(Items from a dataset)
- - -
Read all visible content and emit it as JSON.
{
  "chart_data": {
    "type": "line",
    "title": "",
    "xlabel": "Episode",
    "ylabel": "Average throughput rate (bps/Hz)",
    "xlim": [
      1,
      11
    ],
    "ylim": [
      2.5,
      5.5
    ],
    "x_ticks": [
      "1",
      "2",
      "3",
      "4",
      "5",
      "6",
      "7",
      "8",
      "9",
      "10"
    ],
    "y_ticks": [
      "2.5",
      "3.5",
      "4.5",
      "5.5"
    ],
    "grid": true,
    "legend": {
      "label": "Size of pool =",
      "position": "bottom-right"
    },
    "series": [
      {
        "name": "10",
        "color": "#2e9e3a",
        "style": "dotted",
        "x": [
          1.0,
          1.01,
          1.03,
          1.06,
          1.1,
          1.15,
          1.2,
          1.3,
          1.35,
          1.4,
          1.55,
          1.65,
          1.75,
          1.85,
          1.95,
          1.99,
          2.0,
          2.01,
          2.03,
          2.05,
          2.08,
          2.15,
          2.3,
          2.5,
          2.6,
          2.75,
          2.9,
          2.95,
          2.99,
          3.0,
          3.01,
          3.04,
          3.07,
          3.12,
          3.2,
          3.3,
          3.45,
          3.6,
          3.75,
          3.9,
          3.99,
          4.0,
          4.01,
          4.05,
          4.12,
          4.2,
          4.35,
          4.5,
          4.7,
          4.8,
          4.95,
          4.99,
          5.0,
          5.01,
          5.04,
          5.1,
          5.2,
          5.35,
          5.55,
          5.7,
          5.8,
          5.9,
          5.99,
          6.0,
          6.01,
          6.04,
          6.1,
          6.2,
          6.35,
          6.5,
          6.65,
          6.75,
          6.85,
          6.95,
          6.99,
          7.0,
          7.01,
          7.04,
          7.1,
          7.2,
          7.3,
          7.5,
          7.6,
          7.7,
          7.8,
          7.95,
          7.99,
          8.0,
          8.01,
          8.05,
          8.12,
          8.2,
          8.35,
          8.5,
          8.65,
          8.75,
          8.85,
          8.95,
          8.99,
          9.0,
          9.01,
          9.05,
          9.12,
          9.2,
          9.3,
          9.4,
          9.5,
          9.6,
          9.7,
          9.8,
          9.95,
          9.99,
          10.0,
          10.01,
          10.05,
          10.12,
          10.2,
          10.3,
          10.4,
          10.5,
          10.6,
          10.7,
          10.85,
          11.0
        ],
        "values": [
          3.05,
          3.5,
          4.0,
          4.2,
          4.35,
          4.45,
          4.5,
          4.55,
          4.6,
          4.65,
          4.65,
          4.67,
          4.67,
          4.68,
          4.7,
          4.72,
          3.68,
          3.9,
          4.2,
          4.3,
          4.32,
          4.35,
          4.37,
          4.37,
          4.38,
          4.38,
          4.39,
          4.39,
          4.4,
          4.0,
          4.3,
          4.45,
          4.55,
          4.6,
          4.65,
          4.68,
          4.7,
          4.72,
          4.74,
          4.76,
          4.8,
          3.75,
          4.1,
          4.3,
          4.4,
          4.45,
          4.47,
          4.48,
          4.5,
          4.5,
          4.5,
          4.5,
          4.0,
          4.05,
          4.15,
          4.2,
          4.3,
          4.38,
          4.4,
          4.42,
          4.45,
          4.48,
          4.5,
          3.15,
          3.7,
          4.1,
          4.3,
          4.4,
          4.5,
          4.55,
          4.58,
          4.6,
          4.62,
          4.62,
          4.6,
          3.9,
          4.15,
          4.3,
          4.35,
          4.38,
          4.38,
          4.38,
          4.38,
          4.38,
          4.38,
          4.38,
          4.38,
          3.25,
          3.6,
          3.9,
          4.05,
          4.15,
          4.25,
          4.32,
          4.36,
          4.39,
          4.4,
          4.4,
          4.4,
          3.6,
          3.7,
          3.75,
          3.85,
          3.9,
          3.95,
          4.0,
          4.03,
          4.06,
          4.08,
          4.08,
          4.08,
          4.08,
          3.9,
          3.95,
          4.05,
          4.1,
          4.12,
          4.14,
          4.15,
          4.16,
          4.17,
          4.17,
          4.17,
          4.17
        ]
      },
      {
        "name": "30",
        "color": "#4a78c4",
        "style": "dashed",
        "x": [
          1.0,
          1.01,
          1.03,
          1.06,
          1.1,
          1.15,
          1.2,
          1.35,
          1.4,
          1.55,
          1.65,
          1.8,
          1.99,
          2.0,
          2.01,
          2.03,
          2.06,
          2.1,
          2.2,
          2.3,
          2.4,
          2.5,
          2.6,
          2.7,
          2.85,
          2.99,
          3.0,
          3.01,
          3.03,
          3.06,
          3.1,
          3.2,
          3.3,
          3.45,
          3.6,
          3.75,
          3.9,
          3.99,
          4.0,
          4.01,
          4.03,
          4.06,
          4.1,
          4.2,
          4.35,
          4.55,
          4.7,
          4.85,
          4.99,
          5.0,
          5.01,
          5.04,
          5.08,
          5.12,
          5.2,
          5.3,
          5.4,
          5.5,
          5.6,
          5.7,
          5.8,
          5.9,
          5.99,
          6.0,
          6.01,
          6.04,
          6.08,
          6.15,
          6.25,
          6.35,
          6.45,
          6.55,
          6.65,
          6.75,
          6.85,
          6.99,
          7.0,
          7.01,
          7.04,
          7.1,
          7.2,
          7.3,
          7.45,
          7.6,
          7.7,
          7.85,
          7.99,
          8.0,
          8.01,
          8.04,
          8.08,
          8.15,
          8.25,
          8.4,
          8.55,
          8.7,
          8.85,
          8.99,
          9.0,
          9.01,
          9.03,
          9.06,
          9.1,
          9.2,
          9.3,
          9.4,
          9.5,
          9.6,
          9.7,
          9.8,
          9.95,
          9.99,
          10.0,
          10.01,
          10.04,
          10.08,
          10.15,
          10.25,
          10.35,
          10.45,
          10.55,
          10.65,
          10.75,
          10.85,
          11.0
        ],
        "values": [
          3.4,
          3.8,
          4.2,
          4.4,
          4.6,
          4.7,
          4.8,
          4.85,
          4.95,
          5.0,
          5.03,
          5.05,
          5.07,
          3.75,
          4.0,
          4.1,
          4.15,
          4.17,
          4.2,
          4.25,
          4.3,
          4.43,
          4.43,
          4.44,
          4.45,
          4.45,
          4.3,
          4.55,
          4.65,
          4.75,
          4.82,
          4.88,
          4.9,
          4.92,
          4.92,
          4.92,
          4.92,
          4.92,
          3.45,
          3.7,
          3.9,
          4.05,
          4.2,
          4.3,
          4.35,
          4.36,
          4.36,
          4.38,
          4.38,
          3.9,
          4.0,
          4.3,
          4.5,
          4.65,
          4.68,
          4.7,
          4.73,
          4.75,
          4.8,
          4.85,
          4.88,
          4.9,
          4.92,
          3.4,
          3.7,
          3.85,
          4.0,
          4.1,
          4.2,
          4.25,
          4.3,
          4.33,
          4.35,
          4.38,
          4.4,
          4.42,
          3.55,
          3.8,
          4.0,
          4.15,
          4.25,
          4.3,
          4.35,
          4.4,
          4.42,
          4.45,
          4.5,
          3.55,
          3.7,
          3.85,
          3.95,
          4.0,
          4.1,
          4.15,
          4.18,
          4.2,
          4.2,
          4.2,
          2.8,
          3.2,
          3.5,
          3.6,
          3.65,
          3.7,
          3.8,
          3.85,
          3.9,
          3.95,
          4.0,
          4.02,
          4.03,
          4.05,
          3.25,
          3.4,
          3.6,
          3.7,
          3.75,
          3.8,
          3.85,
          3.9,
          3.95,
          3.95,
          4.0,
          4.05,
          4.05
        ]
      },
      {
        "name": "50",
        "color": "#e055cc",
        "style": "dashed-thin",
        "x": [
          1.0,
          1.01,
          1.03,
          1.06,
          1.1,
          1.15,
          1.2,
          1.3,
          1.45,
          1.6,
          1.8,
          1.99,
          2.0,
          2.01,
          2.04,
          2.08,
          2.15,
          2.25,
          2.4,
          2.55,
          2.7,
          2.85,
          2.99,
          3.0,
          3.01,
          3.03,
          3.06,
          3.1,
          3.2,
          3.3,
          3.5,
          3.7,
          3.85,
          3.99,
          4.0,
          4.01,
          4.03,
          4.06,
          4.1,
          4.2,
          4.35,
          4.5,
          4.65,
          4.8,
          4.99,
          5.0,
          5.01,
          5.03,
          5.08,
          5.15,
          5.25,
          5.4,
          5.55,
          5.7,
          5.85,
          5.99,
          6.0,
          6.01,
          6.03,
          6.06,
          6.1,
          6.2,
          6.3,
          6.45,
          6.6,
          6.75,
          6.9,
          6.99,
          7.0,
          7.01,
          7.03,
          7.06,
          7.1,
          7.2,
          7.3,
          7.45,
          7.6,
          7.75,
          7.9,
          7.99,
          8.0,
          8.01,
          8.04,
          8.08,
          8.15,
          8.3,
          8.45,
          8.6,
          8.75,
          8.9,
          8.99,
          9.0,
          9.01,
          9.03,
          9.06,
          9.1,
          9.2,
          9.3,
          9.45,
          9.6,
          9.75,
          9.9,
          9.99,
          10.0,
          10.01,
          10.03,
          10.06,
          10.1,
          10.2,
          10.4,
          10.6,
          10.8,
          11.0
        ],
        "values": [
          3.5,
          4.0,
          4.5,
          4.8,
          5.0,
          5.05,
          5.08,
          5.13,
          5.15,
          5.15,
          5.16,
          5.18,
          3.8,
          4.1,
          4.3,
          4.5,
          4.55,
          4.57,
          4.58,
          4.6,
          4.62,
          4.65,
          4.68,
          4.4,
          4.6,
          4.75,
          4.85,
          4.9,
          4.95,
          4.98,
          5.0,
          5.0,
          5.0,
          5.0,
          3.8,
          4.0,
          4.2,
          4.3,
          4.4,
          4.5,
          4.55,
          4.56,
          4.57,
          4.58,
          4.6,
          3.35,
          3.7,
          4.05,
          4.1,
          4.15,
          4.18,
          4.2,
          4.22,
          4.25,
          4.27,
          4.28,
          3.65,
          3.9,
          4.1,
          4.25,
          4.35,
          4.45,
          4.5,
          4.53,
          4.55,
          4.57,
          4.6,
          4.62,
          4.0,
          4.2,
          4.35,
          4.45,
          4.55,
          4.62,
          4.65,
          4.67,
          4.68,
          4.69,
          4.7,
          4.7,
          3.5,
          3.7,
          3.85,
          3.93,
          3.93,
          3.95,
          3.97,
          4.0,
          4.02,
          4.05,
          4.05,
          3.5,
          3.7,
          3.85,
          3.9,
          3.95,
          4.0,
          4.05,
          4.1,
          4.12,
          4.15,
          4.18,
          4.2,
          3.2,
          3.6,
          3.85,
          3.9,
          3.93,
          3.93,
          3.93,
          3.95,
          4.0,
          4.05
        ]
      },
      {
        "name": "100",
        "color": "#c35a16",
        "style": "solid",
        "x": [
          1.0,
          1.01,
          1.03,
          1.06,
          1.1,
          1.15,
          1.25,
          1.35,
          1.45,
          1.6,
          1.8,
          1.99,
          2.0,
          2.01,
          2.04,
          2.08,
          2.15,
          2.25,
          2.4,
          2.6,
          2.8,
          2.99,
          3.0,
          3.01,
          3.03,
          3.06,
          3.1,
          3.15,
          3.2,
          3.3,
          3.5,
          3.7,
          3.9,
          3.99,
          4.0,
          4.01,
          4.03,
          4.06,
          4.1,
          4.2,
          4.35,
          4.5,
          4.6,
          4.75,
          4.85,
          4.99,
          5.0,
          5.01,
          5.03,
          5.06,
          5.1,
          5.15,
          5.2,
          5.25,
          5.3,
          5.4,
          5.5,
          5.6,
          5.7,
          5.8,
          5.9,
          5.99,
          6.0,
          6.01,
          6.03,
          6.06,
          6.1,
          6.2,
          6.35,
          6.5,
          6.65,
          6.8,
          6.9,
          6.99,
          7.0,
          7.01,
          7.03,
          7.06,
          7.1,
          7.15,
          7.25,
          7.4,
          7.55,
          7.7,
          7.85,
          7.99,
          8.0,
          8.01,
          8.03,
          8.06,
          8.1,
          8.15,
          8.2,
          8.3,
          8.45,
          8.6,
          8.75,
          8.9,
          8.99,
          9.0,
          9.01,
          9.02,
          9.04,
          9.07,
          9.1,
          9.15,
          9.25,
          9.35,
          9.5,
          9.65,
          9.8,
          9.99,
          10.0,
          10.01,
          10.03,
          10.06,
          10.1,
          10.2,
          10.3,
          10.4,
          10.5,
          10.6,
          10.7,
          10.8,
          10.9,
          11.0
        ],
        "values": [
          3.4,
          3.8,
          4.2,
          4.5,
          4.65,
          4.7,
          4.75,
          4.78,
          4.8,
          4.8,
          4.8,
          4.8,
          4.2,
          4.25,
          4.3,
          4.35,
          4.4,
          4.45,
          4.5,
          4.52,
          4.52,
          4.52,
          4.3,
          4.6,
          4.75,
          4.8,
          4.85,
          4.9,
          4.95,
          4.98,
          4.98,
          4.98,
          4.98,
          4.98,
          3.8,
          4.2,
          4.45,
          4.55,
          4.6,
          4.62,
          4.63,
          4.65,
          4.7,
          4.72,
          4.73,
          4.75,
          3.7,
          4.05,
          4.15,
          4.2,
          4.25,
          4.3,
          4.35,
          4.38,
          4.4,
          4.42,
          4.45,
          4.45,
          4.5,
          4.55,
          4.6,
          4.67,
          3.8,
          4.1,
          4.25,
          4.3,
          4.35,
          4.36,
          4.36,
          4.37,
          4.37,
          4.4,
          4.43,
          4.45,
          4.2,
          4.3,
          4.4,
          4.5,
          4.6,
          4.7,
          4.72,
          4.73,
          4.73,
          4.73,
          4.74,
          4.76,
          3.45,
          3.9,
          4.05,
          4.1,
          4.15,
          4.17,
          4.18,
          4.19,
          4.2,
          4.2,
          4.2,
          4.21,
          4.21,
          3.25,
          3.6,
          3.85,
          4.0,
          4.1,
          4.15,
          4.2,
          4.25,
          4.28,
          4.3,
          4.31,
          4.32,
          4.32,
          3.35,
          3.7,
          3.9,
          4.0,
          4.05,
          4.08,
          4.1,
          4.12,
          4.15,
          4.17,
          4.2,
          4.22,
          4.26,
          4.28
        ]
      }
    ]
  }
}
- - -
=== SHORT PROBLEM ===
In the records above, how many lines contain the word "style"? Give the number alone.

=== RIGHT ANSWER ===
4